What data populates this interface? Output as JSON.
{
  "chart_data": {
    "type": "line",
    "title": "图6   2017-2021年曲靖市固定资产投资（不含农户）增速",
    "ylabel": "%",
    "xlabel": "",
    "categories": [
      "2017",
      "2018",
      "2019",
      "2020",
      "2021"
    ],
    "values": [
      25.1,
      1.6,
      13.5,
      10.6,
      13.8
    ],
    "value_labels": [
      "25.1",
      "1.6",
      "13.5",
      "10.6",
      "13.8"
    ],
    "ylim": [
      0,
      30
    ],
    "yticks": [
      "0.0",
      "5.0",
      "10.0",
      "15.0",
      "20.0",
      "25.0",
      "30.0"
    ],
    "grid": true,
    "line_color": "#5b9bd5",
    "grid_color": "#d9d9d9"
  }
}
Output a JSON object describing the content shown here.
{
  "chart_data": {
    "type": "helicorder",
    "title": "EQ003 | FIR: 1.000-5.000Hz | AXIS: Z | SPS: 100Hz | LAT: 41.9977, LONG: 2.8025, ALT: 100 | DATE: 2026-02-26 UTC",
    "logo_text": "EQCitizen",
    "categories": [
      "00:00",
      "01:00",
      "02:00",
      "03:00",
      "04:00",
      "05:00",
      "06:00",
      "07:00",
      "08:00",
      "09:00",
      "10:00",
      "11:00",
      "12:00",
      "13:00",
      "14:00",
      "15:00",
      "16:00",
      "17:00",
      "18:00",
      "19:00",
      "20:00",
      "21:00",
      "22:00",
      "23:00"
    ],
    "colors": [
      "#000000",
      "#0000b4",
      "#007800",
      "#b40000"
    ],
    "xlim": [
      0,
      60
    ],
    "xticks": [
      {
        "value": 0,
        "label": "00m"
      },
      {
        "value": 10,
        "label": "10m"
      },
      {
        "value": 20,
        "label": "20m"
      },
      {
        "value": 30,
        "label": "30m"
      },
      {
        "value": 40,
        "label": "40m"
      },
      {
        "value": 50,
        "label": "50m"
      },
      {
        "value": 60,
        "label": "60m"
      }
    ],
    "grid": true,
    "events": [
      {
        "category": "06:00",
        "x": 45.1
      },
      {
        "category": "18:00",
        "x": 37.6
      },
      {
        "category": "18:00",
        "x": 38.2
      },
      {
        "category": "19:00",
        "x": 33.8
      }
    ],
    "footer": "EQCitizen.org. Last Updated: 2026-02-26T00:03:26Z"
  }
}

▶ [EXERCISE DESCRIPTION]:
In full and verbatim, repeat the records given above.

▶ [WRITTEN RESPONSE]:
What data populates this interface? Output as JSON.
{
  "chart_data": {
    "type": "line",
    "title": "图6   2017-2021年曲靖市固定资产投资（不含农户）增速",
    "ylabel": "%",
    "xlabel": "",
    "categories": [
      "2017",
      "2018",
      "2019",
      "2020",
      "2021"
    ],
    "values": [
      25.1,
      1.6,
      13.5,
      10.6,
      13.8
    ],
    "value_labels": [
      "25.1",
      "1.6",
      "13.5",
      "10.6",
      "13.8"
    ],
    "ylim": [
      0,
      30
    ],
    "yticks": [
      "0.0",
      "5.0",
      "10.0",
      "15.0",
      "20.0",
      "25.0",
      "30.0"
    ],
    "grid": true,
    "line_color": "#5b9bd5",
    "grid_color": "#d9d9d9"
  }
}
Output a JSON object describing the content shown here.
{
  "chart_data": {
    "type": "helicorder",
    "title": "EQ003 | FIR: 1.000-5.000Hz | AXIS: Z | SPS: 100Hz | LAT: 41.9977, LONG: 2.8025, ALT: 100 | DATE: 2026-02-26 UTC",
    "logo_text": "EQCitizen",
    "categories": [
      "00:00",
      "01:00",
      "02:00",
      "03:00",
      "04:00",
      "05:00",
      "06:00",
      "07:00",
      "08:00",
      "09:00",
      "10:00",
      "11:00",
      "12:00",
      "13:00",
      "14:00",
      "15:00",
      "16:00",
      "17:00",
      "18:00",
      "19:00",
      "20:00",
      "21:00",
      "22:00",
      "23:00"
    ],
    "colors": [
      "#000000",
      "#0000b4",
      "#007800",
      "#b40000"
    ],
    "xlim": [
      0,
      60
    ],
    "xticks": [
      {
        "value": 0,
        "label": "00m"
      },
      {
        "value": 10,
        "label": "10m"
      },
      {
        "value": 20,
        "label": "20m"
      },
      {
        "value": 30,
        "label": "30m"
      },
      {
        "value": 40,
        "label": "40m"
      },
      {
        "value": 50,
        "label": "50m"
      },
      {
        "value": 60,
        "label": "60m"
      }
    ],
    "grid": true,
    "events": [
      {
        "category": "06:00",
        "x": 45.1
      },
      {
        "category": "18:00",
        "x": 37.6
      },
      {
        "category": "18:00",
        "x": 38.2
      },
      {
        "category": "19:00",
        "x": 33.8
      }
    ],
    "footer": "EQCitizen.org. Last Updated: 2026-02-26T00:03:26Z"
  }
}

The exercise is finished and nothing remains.